[WHAT TO DO] Copy each line below exactly and leave the pictures out.

[SOURCE MATERIAL]
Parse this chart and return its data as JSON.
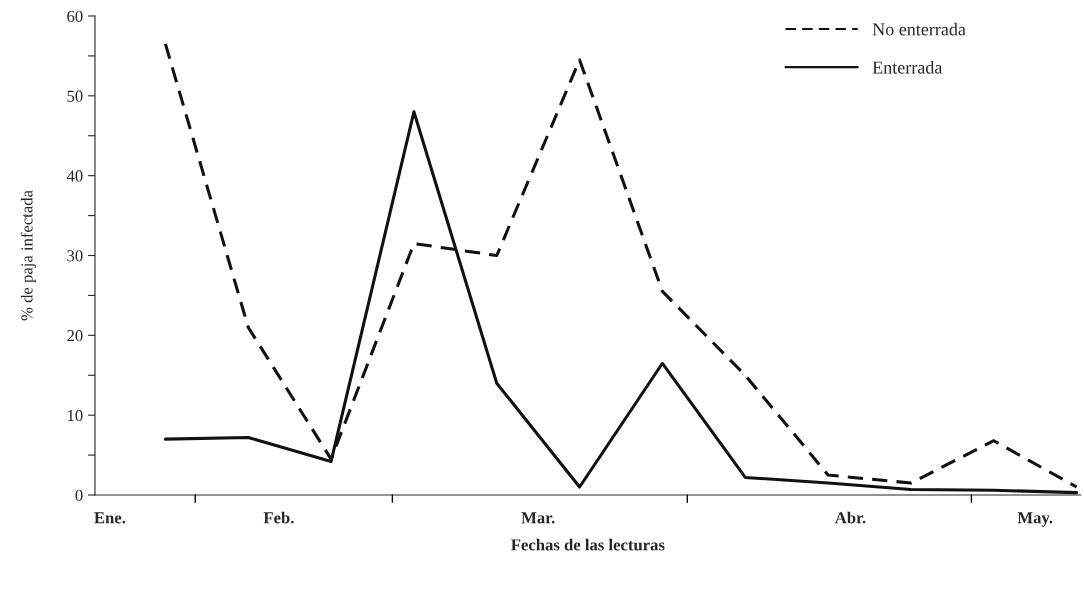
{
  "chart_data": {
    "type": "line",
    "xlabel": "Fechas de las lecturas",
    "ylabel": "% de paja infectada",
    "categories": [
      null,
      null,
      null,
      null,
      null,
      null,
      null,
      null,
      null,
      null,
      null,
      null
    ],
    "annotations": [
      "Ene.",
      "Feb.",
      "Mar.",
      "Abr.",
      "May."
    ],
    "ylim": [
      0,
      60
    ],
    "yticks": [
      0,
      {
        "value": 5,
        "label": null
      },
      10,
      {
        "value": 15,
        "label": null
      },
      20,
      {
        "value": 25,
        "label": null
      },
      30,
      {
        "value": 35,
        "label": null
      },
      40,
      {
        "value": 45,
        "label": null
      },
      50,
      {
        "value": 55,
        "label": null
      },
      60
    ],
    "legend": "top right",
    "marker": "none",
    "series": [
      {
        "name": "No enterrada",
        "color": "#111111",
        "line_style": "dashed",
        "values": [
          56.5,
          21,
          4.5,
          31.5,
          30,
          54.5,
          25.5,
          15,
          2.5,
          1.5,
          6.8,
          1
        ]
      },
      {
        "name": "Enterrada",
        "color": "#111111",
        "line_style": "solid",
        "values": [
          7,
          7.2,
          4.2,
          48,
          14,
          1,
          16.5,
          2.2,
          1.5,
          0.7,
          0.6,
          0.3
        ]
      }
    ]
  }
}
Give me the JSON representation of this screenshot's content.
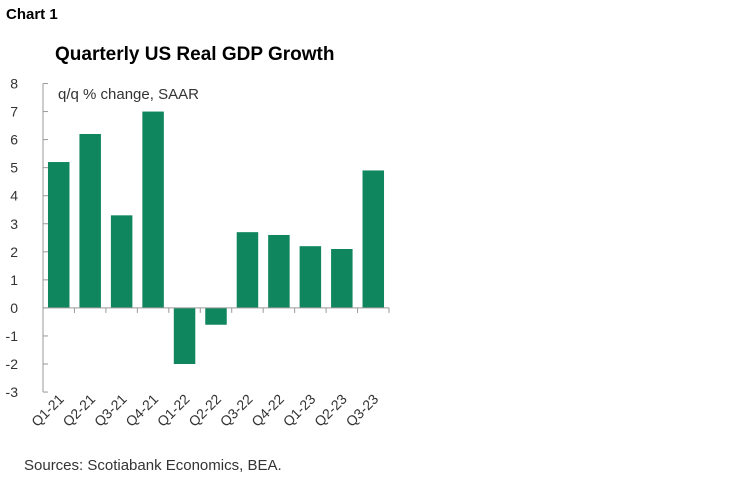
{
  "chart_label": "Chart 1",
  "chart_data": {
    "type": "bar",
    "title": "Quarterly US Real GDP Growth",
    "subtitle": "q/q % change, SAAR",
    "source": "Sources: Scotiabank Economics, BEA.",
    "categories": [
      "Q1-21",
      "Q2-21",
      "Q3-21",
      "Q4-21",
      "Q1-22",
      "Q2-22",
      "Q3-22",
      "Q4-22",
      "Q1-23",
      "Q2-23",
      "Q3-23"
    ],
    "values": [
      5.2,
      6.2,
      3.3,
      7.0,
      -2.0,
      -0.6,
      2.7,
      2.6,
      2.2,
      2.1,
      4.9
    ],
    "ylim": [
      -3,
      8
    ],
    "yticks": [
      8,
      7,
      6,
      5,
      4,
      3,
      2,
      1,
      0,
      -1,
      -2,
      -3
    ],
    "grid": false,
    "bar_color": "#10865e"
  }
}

[EXERCISE RESPONSE]
Parse this chart and return its data as JSON.
{
  "chart_data": {
    "type": "line",
    "xlabel": "Fechas de las lecturas",
    "ylabel": "% de paja infectada",
    "categories": [
      null,
      null,
      null,
      null,
      null,
      null,
      null,
      null,
      null,
      null,
      null,
      null
    ],
    "annotations": [
      "Ene.",
      "Feb.",
      "Mar.",
      "Abr.",
      "May."
    ],
    "ylim": [
      0,
      60
    ],
    "yticks": [
      0,
      {
        "value": 5,
        "label": null
      },
      10,
      {
        "value": 15,
        "label": null
      },
      20,
      {
        "value": 25,
        "label": null
      },
      30,
      {
        "value": 35,
        "label": null
      },
      40,
      {
        "value": 45,
        "label": null
      },
      50,
      {
        "value": 55,
        "label": null
      },
      60
    ],
    "legend": "top right",
    "marker": "none",
    "series": [
      {
        "name": "No enterrada",
        "color": "#111111",
        "line_style": "dashed",
        "values": [
          56.5,
          21,
          4.5,
          31.5,
          30,
          54.5,
          25.5,
          15,
          2.5,
          1.5,
          6.8,
          1
        ]
      },
      {
        "name": "Enterrada",
        "color": "#111111",
        "line_style": "solid",
        "values": [
          7,
          7.2,
          4.2,
          48,
          14,
          1,
          16.5,
          2.2,
          1.5,
          0.7,
          0.6,
          0.3
        ]
      }
    ]
  }
}
Give me the JSON representation of this screenshot's content.
{
  "chart_label": "Chart 1",
  "chart_data": {
    "type": "bar",
    "title": "Quarterly US Real GDP Growth",
    "subtitle": "q/q % change, SAAR",
    "source": "Sources: Scotiabank Economics, BEA.",
    "categories": [
      "Q1-21",
      "Q2-21",
      "Q3-21",
      "Q4-21",
      "Q1-22",
      "Q2-22",
      "Q3-22",
      "Q4-22",
      "Q1-23",
      "Q2-23",
      "Q3-23"
    ],
    "values": [
      5.2,
      6.2,
      3.3,
      7.0,
      -2.0,
      -0.6,
      2.7,
      2.6,
      2.2,
      2.1,
      4.9
    ],
    "ylim": [
      -3,
      8
    ],
    "yticks": [
      8,
      7,
      6,
      5,
      4,
      3,
      2,
      1,
      0,
      -1,
      -2,
      -3
    ],
    "grid": false,
    "bar_color": "#10865e"
  }
}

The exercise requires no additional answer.